» DO THIS
Set down all of the data exactly as it appears.

» EXTRACTED DATA

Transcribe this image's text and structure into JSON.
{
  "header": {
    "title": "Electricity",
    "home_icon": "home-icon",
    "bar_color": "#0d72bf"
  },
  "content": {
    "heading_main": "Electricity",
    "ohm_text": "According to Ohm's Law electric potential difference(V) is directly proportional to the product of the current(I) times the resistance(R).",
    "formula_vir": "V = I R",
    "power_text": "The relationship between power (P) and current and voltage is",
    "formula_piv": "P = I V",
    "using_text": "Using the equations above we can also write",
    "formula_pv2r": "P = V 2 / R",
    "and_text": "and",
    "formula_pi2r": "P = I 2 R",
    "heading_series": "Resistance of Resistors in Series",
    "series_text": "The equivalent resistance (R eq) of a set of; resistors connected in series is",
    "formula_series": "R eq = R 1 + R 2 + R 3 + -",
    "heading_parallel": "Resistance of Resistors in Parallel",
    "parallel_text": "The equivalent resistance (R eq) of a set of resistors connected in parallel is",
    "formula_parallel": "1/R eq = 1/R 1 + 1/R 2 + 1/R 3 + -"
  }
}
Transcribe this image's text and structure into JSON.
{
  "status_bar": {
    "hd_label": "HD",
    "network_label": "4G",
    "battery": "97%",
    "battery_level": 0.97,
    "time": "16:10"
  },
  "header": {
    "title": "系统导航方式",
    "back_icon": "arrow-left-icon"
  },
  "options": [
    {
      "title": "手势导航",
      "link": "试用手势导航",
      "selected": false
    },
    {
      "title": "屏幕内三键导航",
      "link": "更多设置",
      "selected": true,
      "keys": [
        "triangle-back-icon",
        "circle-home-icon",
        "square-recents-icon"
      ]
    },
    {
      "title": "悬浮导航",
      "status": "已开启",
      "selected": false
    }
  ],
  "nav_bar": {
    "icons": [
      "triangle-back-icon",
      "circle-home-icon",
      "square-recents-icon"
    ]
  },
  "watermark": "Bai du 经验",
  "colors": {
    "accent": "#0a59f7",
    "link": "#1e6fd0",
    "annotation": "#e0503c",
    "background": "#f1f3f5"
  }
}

» FINAL RESULT
Transcribe this image's text and structure into JSON.
{
  "header": {
    "title": "Electricity",
    "home_icon": "home-icon",
    "bar_color": "#0d72bf"
  },
  "content": {
    "heading_main": "Electricity",
    "ohm_text": "According to Ohm's Law electric potential difference(V) is directly proportional to the product of the current(I) times the resistance(R).",
    "formula_vir": "V = I R",
    "power_text": "The relationship between power (P) and current and voltage is",
    "formula_piv": "P = I V",
    "using_text": "Using the equations above we can also write",
    "formula_pv2r": "P = V 2 / R",
    "and_text": "and",
    "formula_pi2r": "P = I 2 R",
    "heading_series": "Resistance of Resistors in Series",
    "series_text": "The equivalent resistance (R eq) of a set of; resistors connected in series is",
    "formula_series": "R eq = R 1 + R 2 + R 3 + -",
    "heading_parallel": "Resistance of Resistors in Parallel",
    "parallel_text": "The equivalent resistance (R eq) of a set of resistors connected in parallel is",
    "formula_parallel": "1/R eq = 1/R 1 + 1/R 2 + 1/R 3 + -"
  }
}
Transcribe this image's text and structure into JSON.
{
  "status_bar": {
    "hd_label": "HD",
    "network_label": "4G",
    "battery": "97%",
    "battery_level": 0.97,
    "time": "16:10"
  },
  "header": {
    "title": "系统导航方式",
    "back_icon": "arrow-left-icon"
  },
  "options": [
    {
      "title": "手势导航",
      "link": "试用手势导航",
      "selected": false
    },
    {
      "title": "屏幕内三键导航",
      "link": "更多设置",
      "selected": true,
      "keys": [
        "triangle-back-icon",
        "circle-home-icon",
        "square-recents-icon"
      ]
    },
    {
      "title": "悬浮导航",
      "status": "已开启",
      "selected": false
    }
  ],
  "nav_bar": {
    "icons": [
      "triangle-back-icon",
      "circle-home-icon",
      "square-recents-icon"
    ]
  },
  "watermark": "Bai du 经验",
  "colors": {
    "accent": "#0a59f7",
    "link": "#1e6fd0",
    "annotation": "#e0503c",
    "background": "#f1f3f5"
  }
}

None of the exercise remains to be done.